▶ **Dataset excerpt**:

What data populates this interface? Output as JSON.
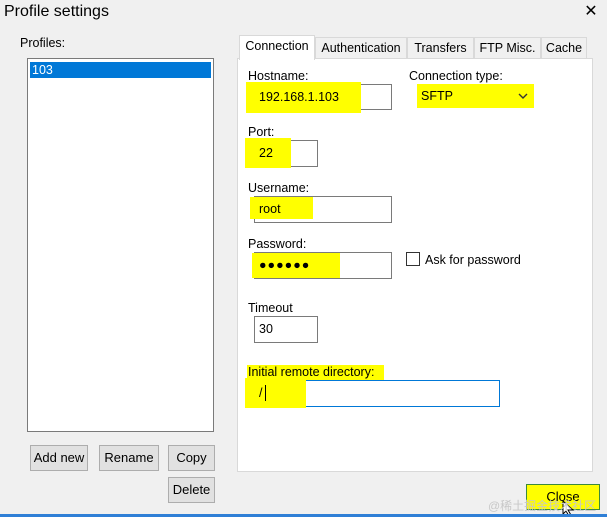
{
  "window": {
    "title": "Profile settings",
    "close_symbol": "✕"
  },
  "profiles": {
    "label": "Profiles:",
    "items": [
      "103"
    ]
  },
  "profile_buttons": {
    "add_new": "Add new",
    "rename": "Rename",
    "copy": "Copy",
    "delete": "Delete"
  },
  "tabs": [
    "Connection",
    "Authentication",
    "Transfers",
    "FTP Misc.",
    "Cache"
  ],
  "active_tab": "Connection",
  "connection": {
    "hostname_label": "Hostname:",
    "hostname_value": "192.168.1.103",
    "connection_type_label": "Connection type:",
    "connection_type_value": "SFTP",
    "port_label": "Port:",
    "port_value": "22",
    "username_label": "Username:",
    "username_value": "root",
    "password_label": "Password:",
    "password_value": "●●●●●●",
    "ask_password_label": "Ask for password",
    "ask_password_checked": false,
    "timeout_label": "Timeout",
    "timeout_value": "30",
    "remote_dir_label": "Initial remote directory:",
    "remote_dir_value": "/"
  },
  "close_button": "Close",
  "watermark": "@稀土掘金技术社区",
  "colors": {
    "highlight": "#ffff00",
    "selection": "#0078d7",
    "accent_line": "#2f7fd6"
  }
}
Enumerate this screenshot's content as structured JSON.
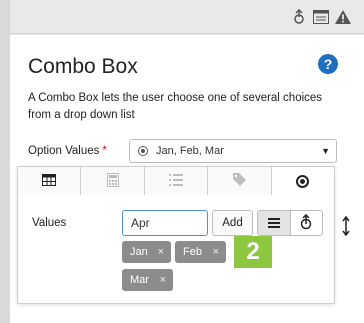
{
  "toolbar": {
    "icons": [
      "pin-icon",
      "list-icon",
      "warning-icon"
    ]
  },
  "panel": {
    "title": "Combo Box",
    "description": "A Combo Box lets the user choose one of several choices from a drop down list",
    "help_icon": "?"
  },
  "option_values": {
    "label": "Option Values",
    "required_mark": "*",
    "selected_value": "Jan, Feb, Mar"
  },
  "popup": {
    "tabs": [
      {
        "name": "table-tab",
        "active": false
      },
      {
        "name": "calculator-tab",
        "active": false
      },
      {
        "name": "list-tab",
        "active": false
      },
      {
        "name": "tag-tab",
        "active": false
      },
      {
        "name": "radio-tab",
        "active": true
      }
    ],
    "values_label": "Values",
    "input_value": "Apr",
    "add_label": "Add",
    "chips": [
      "Jan",
      "Feb",
      "Mar"
    ],
    "chip_remove": "×"
  },
  "badge": "2",
  "colors": {
    "accent": "#4a90d9",
    "badge": "#8dc63f",
    "chip": "#8c8c8c",
    "help": "#1f6fbf",
    "required": "#d0021b"
  }
}
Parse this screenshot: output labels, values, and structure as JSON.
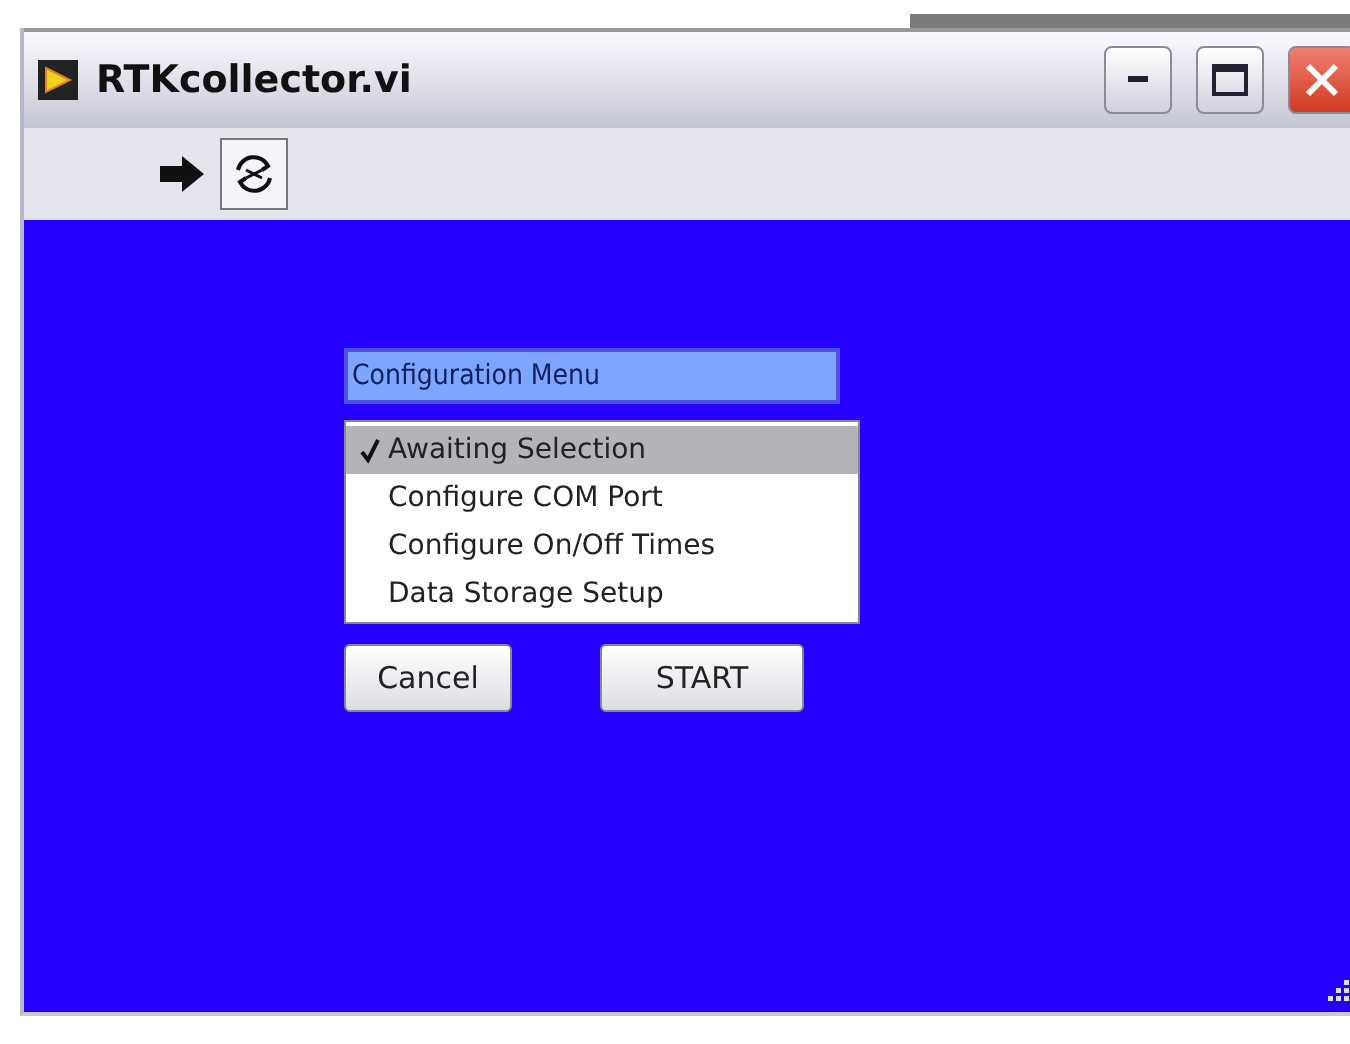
{
  "window": {
    "title": "RTKcollector.vi"
  },
  "panel": {
    "label": "Configuration Menu",
    "items": [
      {
        "label": "Awaiting Selection",
        "selected": true
      },
      {
        "label": "Configure COM Port",
        "selected": false
      },
      {
        "label": "Configure On/Off Times",
        "selected": false
      },
      {
        "label": "Data Storage Setup",
        "selected": false
      }
    ],
    "buttons": [
      "Cancel",
      "START"
    ]
  }
}
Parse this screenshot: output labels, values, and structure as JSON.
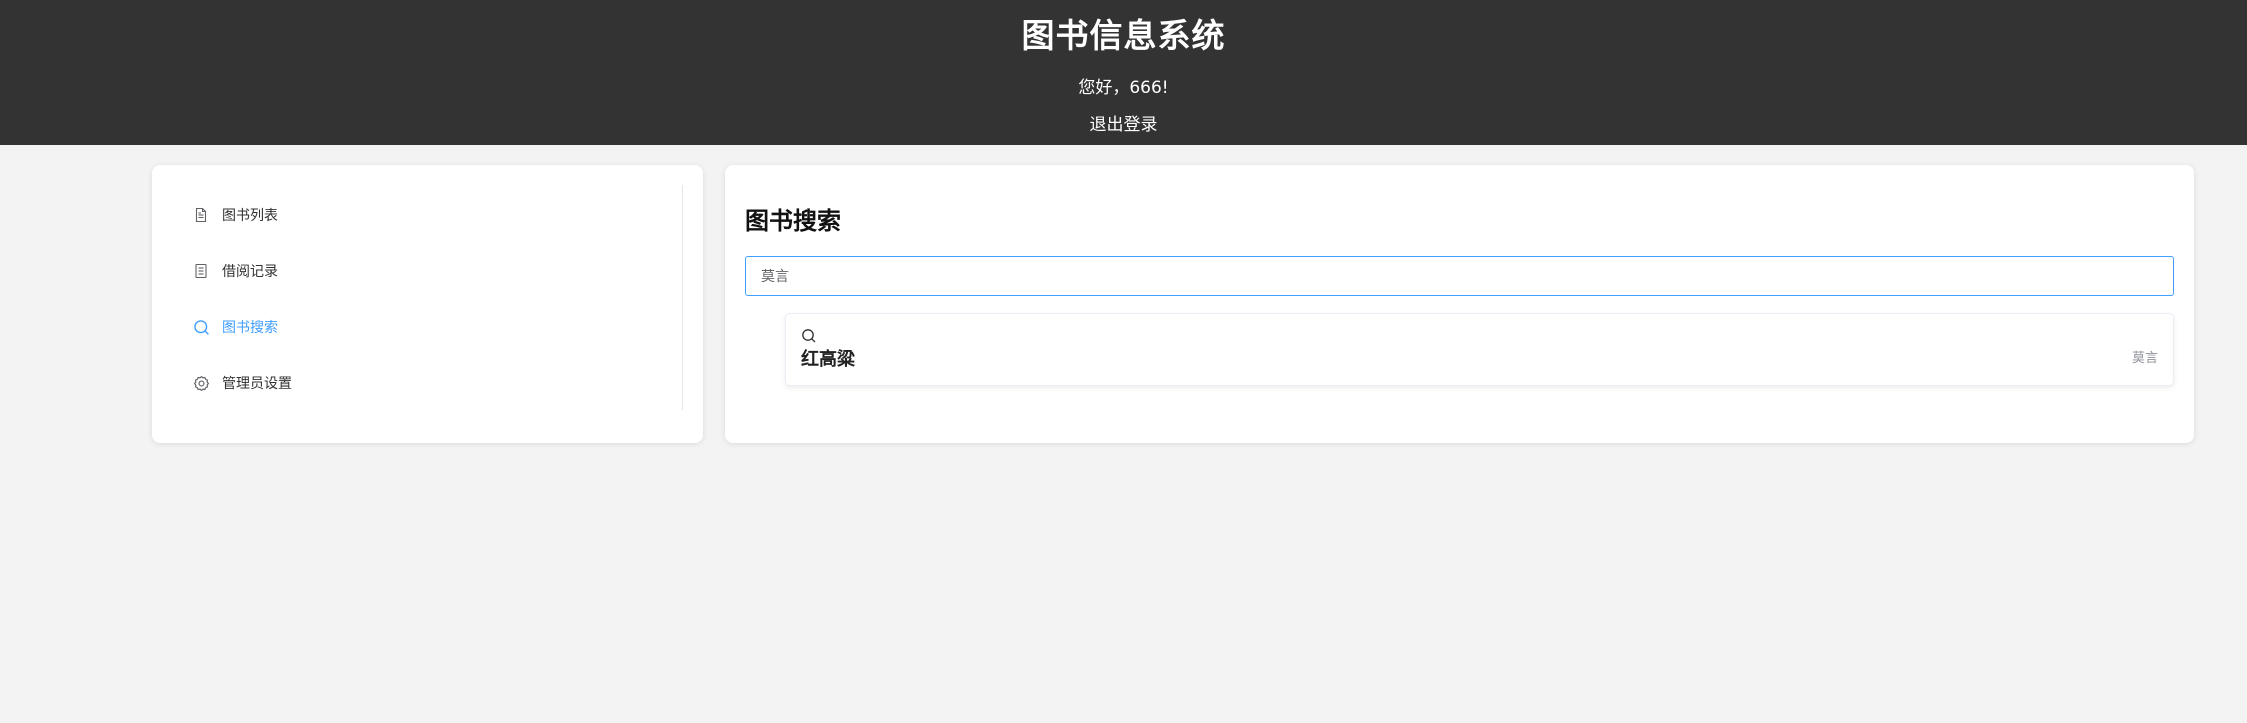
{
  "header": {
    "title": "图书信息系统",
    "greeting": "您好，666!",
    "logout_label": "退出登录"
  },
  "sidebar": {
    "items": [
      {
        "label": "图书列表",
        "icon": "document-icon",
        "active": false
      },
      {
        "label": "借阅记录",
        "icon": "tickets-icon",
        "active": false
      },
      {
        "label": "图书搜索",
        "icon": "search-icon",
        "active": true
      },
      {
        "label": "管理员设置",
        "icon": "setting-icon",
        "active": false
      }
    ]
  },
  "main": {
    "title": "图书搜索",
    "search": {
      "value": "莫言",
      "placeholder": ""
    },
    "results": [
      {
        "title": "红高粱",
        "author": "莫言",
        "icon": "search-icon"
      }
    ]
  },
  "colors": {
    "header_bg": "#333333",
    "page_bg": "#f3f3f3",
    "accent": "#409eff"
  }
}
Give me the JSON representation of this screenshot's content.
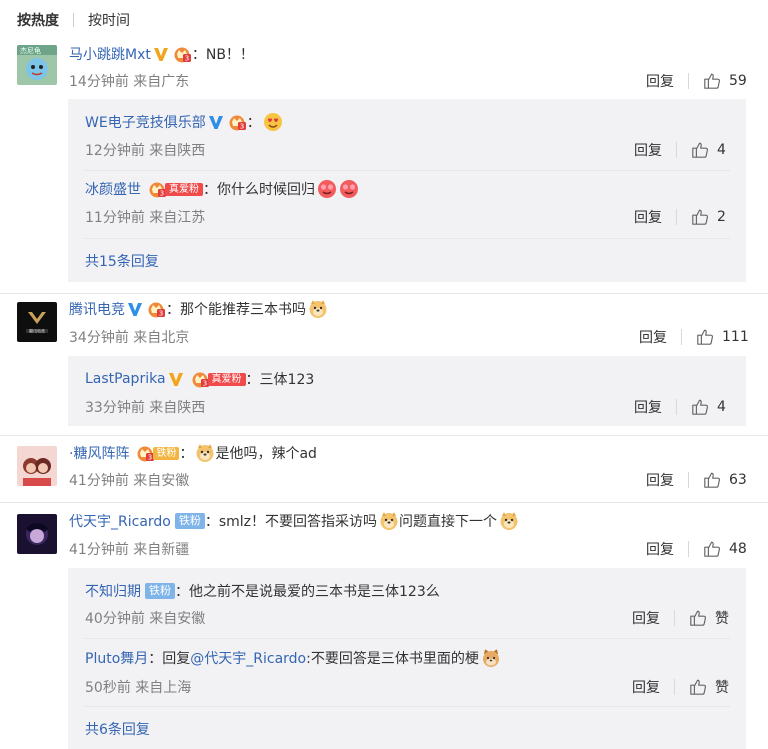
{
  "tabs": {
    "active": "按热度",
    "inactive": "按时间"
  },
  "actions": {
    "reply": "回复",
    "like_zero": "赞"
  },
  "fans": {
    "love": "真爱粉",
    "iron": "铁粉"
  },
  "comments": [
    {
      "user": "马小跳跳Mxt",
      "text": "NB！！",
      "meta": "14分钟前 来自广东",
      "likes": "59",
      "replies": [
        {
          "user": "WE电子竞技俱乐部",
          "text": "",
          "meta": "12分钟前 来自陕西",
          "likes": "4"
        },
        {
          "user": "冰颜盛世",
          "text": "你什么时候回归",
          "meta": "11分钟前 来自江苏",
          "likes": "2"
        }
      ],
      "more": "共15条回复"
    },
    {
      "user": "腾讯电竞",
      "text": "那个能推荐三本书吗",
      "meta": "34分钟前 来自北京",
      "likes": "111",
      "replies": [
        {
          "user": "LastPaprika",
          "text": "三体123",
          "meta": "33分钟前 来自陕西",
          "likes": "4"
        }
      ]
    },
    {
      "user": "·糖风阵阵",
      "text": "是他吗，辣个ad",
      "meta": "41分钟前 来自安徽",
      "likes": "63"
    },
    {
      "user": "代天宇_Ricardo",
      "text_a": "smlz！不要回答指采访吗",
      "text_b": "问题直接下一个",
      "meta": "41分钟前 来自新疆",
      "likes": "48",
      "replies": [
        {
          "user": "不知归期",
          "text": "他之前不是说最爱的三本书是三体123么",
          "meta": "40分钟前 来自安徽"
        },
        {
          "user": "Pluto舞月",
          "text_pre": "回复",
          "mention": "@代天宇_Ricardo",
          "text": ":不要回答是三体书里面的梗",
          "meta": "50秒前 来自上海"
        }
      ],
      "more": "共6条回复"
    }
  ],
  "colors": {
    "link": "#3566b3",
    "meta": "#808080",
    "subbox": "#f2f2f5",
    "vip": "#f2a51a",
    "verified": "#2f8fe6"
  }
}
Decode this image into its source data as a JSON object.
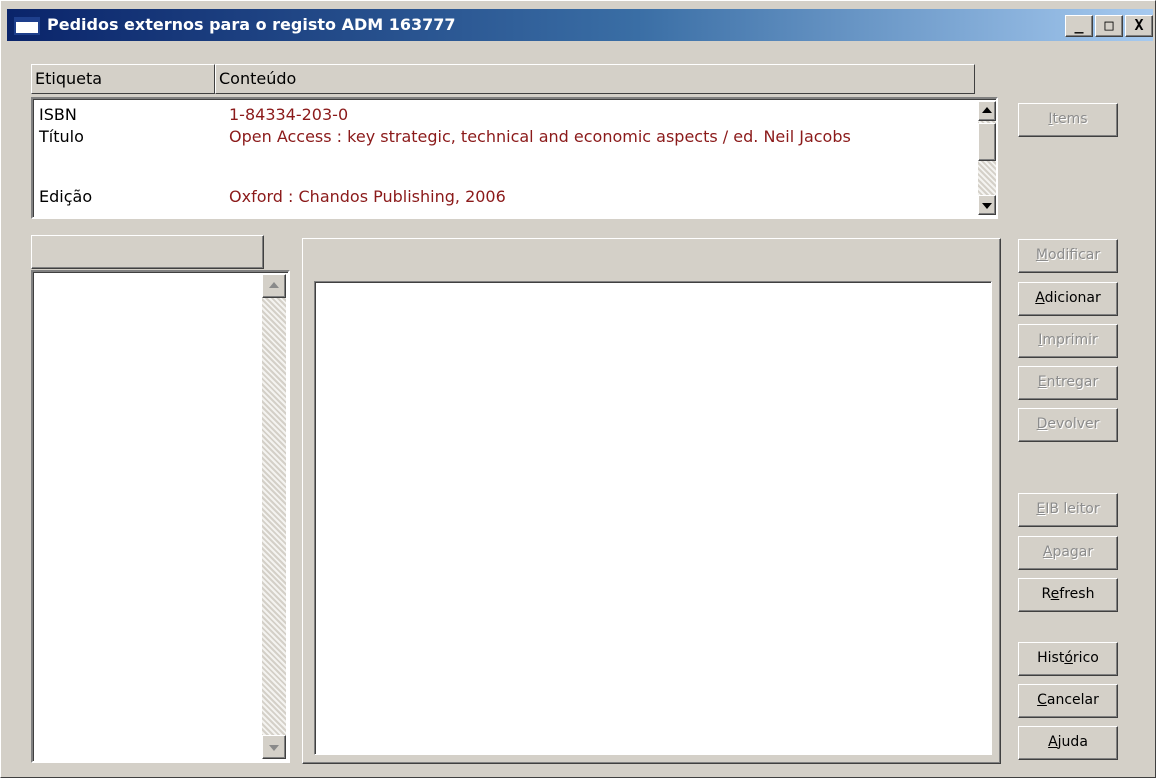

▶ **TASK BRIEF**: Reproduce all entries without any change, and omit the pictures.

▶ **REPLY TO THE TASK**:
What data populates this interface? Output as JSON.
{
  "window": {
    "title": "Profile settings",
    "close_symbol": "✕"
  },
  "profiles": {
    "label": "Profiles:",
    "items": [
      "103"
    ]
  },
  "profile_buttons": {
    "add_new": "Add new",
    "rename": "Rename",
    "copy": "Copy",
    "delete": "Delete"
  },
  "tabs": [
    "Connection",
    "Authentication",
    "Transfers",
    "FTP Misc.",
    "Cache"
  ],
  "active_tab": "Connection",
  "connection": {
    "hostname_label": "Hostname:",
    "hostname_value": "192.168.1.103",
    "connection_type_label": "Connection type:",
    "connection_type_value": "SFTP",
    "port_label": "Port:",
    "port_value": "22",
    "username_label": "Username:",
    "username_value": "root",
    "password_label": "Password:",
    "password_value": "●●●●●●",
    "ask_password_label": "Ask for password",
    "ask_password_checked": false,
    "timeout_label": "Timeout",
    "timeout_value": "30",
    "remote_dir_label": "Initial remote directory:",
    "remote_dir_value": "/"
  },
  "close_button": "Close",
  "watermark": "@稀土掘金技术社区",
  "colors": {
    "highlight": "#ffff00",
    "selection": "#0078d7",
    "accent_line": "#2f7fd6"
  }
}
Enumerate this screenshot's content as structured JSON.
{
  "toolbar": {
    "icons": [
      "pin-icon",
      "list-icon",
      "warning-icon"
    ]
  },
  "panel": {
    "title": "Combo Box",
    "description": "A Combo Box lets the user choose one of several choices from a drop down list",
    "help_icon": "?"
  },
  "option_values": {
    "label": "Option Values",
    "required_mark": "*",
    "selected_value": "Jan, Feb, Mar"
  },
  "popup": {
    "tabs": [
      {
        "name": "table-tab",
        "active": false
      },
      {
        "name": "calculator-tab",
        "active": false
      },
      {
        "name": "list-tab",
        "active": false
      },
      {
        "name": "tag-tab",
        "active": false
      },
      {
        "name": "radio-tab",
        "active": true
      }
    ],
    "values_label": "Values",
    "input_value": "Apr",
    "add_label": "Add",
    "chips": [
      "Jan",
      "Feb",
      "Mar"
    ],
    "chip_remove": "×"
  },
  "badge": "2",
  "colors": {
    "accent": "#4a90d9",
    "badge": "#8dc63f",
    "chip": "#8c8c8c",
    "help": "#1f6fbf",
    "required": "#d0021b"
  }
}
Parse this screenshot: output labels, values, and structure as JSON.
{
  "window": {
    "title": "RTKcollector.vi"
  },
  "panel": {
    "label": "Configuration Menu",
    "items": [
      {
        "label": "Awaiting Selection",
        "selected": true
      },
      {
        "label": "Configure COM Port",
        "selected": false
      },
      {
        "label": "Configure On/Off Times",
        "selected": false
      },
      {
        "label": "Data Storage Setup",
        "selected": false
      }
    ],
    "buttons": [
      "Cancel",
      "START"
    ]
  }
}
Parse this screenshot: output labels, values, and structure as JSON.
{
  "header": {
    "title": "图书信息系统",
    "greeting": "您好，666!",
    "logout_label": "退出登录"
  },
  "sidebar": {
    "items": [
      {
        "label": "图书列表",
        "icon": "document-icon",
        "active": false
      },
      {
        "label": "借阅记录",
        "icon": "tickets-icon",
        "active": false
      },
      {
        "label": "图书搜索",
        "icon": "search-icon",
        "active": true
      },
      {
        "label": "管理员设置",
        "icon": "setting-icon",
        "active": false
      }
    ]
  },
  "main": {
    "title": "图书搜索",
    "search": {
      "value": "莫言",
      "placeholder": ""
    },
    "results": [
      {
        "title": "红高粱",
        "author": "莫言",
        "icon": "search-icon"
      }
    ]
  },
  "colors": {
    "header_bg": "#333333",
    "page_bg": "#f3f3f3",
    "accent": "#409eff"
  }
}
Give me the JSON representation of this screenshot's content.
{
  "tabs": {
    "active": "按热度",
    "inactive": "按时间"
  },
  "actions": {
    "reply": "回复",
    "like_zero": "赞"
  },
  "fans": {
    "love": "真爱粉",
    "iron": "铁粉"
  },
  "comments": [
    {
      "user": "马小跳跳Mxt",
      "text": "NB！！",
      "meta": "14分钟前 来自广东",
      "likes": "59",
      "replies": [
        {
          "user": "WE电子竞技俱乐部",
          "text": "",
          "meta": "12分钟前 来自陕西",
          "likes": "4"
        },
        {
          "user": "冰颜盛世",
          "text": "你什么时候回归",
          "meta": "11分钟前 来自江苏",
          "likes": "2"
        }
      ],
      "more": "共15条回复"
    },
    {
      "user": "腾讯电竞",
      "text": "那个能推荐三本书吗",
      "meta": "34分钟前 来自北京",
      "likes": "111",
      "replies": [
        {
          "user": "LastPaprika",
          "text": "三体123",
          "meta": "33分钟前 来自陕西",
          "likes": "4"
        }
      ]
    },
    {
      "user": "·糖风阵阵",
      "text": "是他吗，辣个ad",
      "meta": "41分钟前 来自安徽",
      "likes": "63"
    },
    {
      "user": "代天宇_Ricardo",
      "text_a": "smlz！不要回答指采访吗",
      "text_b": "问题直接下一个",
      "meta": "41分钟前 来自新疆",
      "likes": "48",
      "replies": [
        {
          "user": "不知归期",
          "text": "他之前不是说最爱的三本书是三体123么",
          "meta": "40分钟前 来自安徽"
        },
        {
          "user": "Pluto舞月",
          "text_pre": "回复",
          "mention": "@代天宇_Ricardo",
          "text": ":不要回答是三体书里面的梗",
          "meta": "50秒前 来自上海"
        }
      ],
      "more": "共6条回复"
    }
  ],
  "colors": {
    "link": "#3566b3",
    "meta": "#808080",
    "subbox": "#f2f2f5",
    "vip": "#f2a51a",
    "verified": "#2f8fe6"
  }
}
Decode this image into its source data as a JSON object.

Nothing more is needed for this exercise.